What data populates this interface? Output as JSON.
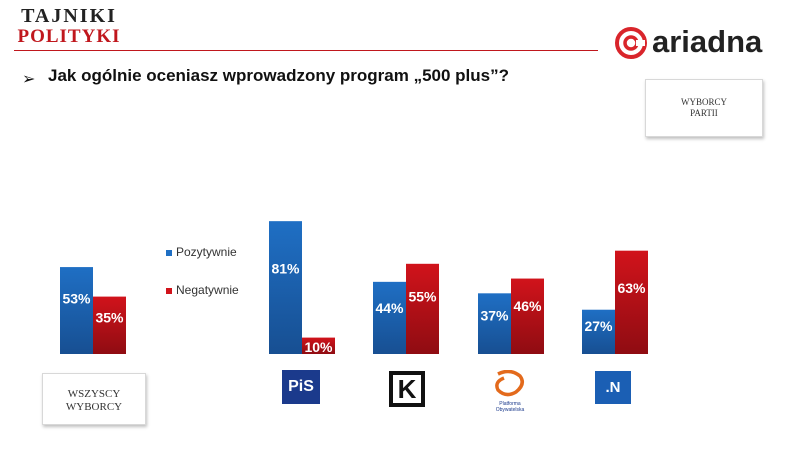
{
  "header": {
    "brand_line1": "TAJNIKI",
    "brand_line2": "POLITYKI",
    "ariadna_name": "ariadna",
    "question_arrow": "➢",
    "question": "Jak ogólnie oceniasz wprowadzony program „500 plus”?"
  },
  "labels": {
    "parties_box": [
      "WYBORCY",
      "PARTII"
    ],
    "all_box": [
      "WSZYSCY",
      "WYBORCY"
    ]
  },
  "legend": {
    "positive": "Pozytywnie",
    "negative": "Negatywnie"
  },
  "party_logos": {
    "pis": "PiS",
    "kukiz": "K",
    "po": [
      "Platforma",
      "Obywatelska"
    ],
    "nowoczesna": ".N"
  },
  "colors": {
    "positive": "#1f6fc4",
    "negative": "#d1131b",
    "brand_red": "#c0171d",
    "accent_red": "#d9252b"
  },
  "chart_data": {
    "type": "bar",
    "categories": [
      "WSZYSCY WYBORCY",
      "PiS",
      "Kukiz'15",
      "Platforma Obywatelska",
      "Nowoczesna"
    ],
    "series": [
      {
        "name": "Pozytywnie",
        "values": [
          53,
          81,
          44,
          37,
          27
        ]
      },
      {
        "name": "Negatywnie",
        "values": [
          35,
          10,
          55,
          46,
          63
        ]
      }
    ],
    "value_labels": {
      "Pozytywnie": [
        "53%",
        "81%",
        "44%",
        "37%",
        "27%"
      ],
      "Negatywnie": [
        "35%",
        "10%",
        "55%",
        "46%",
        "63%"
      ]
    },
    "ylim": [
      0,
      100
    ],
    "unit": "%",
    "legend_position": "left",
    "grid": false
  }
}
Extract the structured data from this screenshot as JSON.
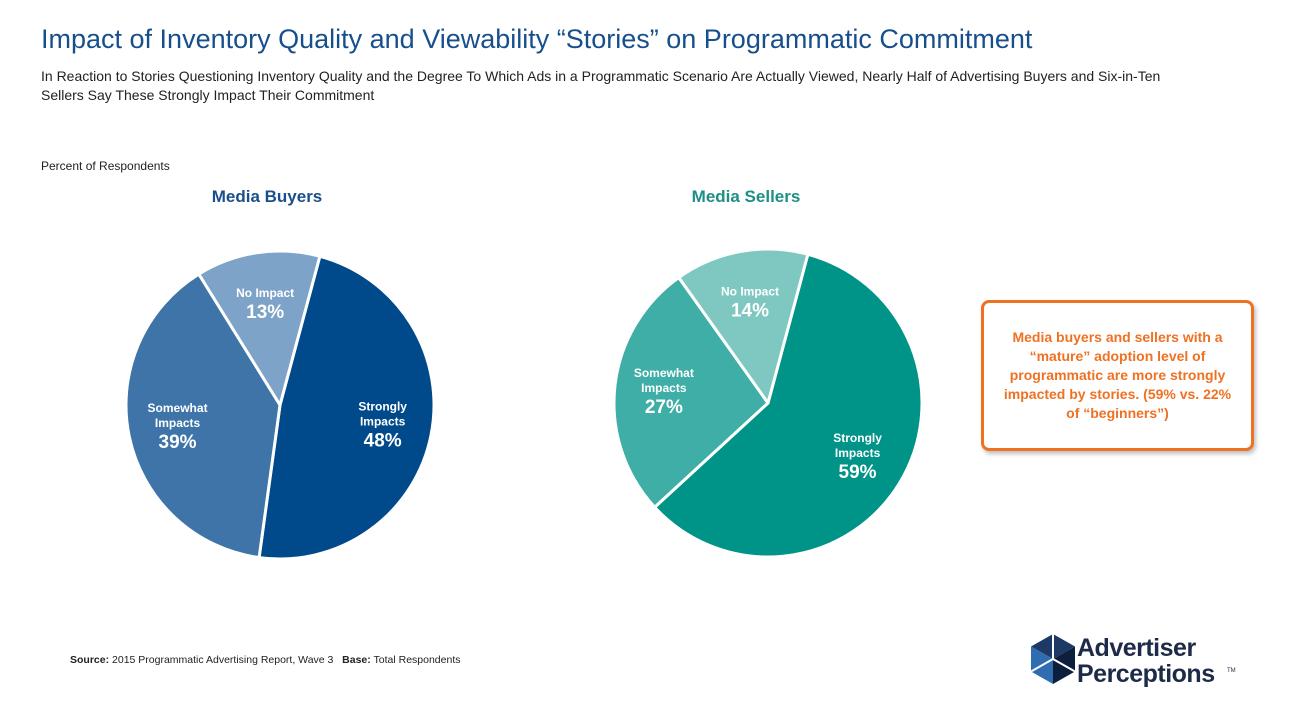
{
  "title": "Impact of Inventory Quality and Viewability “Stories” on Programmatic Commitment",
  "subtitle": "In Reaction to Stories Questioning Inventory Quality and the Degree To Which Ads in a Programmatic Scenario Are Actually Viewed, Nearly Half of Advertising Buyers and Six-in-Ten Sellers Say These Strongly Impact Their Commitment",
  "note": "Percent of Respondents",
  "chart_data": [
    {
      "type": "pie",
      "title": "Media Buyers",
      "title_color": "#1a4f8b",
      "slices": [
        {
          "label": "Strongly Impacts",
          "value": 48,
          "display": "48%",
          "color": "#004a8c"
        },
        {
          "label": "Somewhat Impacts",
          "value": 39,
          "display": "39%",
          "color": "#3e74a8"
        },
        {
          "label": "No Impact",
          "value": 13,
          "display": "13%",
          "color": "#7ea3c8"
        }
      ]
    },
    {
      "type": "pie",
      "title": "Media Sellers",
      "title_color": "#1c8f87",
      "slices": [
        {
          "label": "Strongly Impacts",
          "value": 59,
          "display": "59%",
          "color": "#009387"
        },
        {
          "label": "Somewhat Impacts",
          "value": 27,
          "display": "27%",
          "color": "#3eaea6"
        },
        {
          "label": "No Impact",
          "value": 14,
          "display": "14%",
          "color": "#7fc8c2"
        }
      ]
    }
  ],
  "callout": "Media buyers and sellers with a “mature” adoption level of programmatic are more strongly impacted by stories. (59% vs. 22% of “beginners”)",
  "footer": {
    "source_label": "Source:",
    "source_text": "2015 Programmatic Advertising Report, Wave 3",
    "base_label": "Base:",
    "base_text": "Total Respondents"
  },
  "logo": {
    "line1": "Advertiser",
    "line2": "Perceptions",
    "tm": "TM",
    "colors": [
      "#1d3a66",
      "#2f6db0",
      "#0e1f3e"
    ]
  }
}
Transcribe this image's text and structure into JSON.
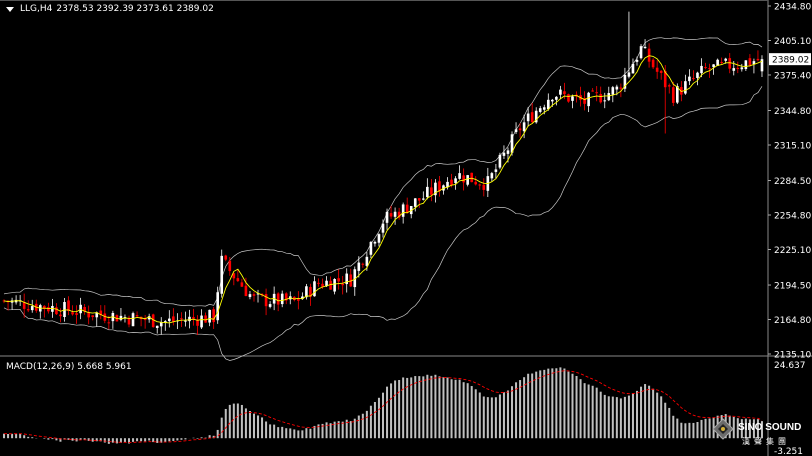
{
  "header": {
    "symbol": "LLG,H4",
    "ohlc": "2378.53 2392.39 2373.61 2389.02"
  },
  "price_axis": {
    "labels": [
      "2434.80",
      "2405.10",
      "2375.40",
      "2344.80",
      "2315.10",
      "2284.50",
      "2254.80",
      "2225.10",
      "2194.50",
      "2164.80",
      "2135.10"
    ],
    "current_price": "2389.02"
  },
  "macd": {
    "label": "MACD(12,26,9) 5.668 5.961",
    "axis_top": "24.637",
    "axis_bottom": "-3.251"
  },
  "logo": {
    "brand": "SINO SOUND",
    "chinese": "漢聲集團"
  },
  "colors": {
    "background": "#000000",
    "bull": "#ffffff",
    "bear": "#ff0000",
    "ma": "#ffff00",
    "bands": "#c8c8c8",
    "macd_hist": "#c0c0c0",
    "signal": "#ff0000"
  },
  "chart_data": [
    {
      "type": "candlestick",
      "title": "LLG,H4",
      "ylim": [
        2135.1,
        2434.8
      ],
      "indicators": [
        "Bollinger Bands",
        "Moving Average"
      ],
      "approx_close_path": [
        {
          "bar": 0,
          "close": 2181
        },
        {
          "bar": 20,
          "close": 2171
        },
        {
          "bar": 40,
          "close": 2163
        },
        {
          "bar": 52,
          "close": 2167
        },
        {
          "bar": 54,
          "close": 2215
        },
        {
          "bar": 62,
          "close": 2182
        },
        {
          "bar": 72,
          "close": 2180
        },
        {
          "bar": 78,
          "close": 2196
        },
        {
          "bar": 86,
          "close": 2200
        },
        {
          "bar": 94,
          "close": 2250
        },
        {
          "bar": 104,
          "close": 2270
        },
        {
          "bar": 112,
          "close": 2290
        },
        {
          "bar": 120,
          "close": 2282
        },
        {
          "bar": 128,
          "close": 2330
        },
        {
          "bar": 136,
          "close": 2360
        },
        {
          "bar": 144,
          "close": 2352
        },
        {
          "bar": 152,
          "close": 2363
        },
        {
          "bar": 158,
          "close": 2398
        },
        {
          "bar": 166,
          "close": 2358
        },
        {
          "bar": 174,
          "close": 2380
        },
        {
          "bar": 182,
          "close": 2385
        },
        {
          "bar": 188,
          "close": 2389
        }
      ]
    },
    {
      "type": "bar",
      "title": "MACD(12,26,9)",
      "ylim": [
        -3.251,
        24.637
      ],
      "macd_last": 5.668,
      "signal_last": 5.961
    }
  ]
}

◆ ◆ ◆ ◆ ◆ ◆ ◆

--- Exercise requirements ---
Go through the entries above and count the lines containing the word "Negatywnie"; give only that count.

--- Exercise output ---
3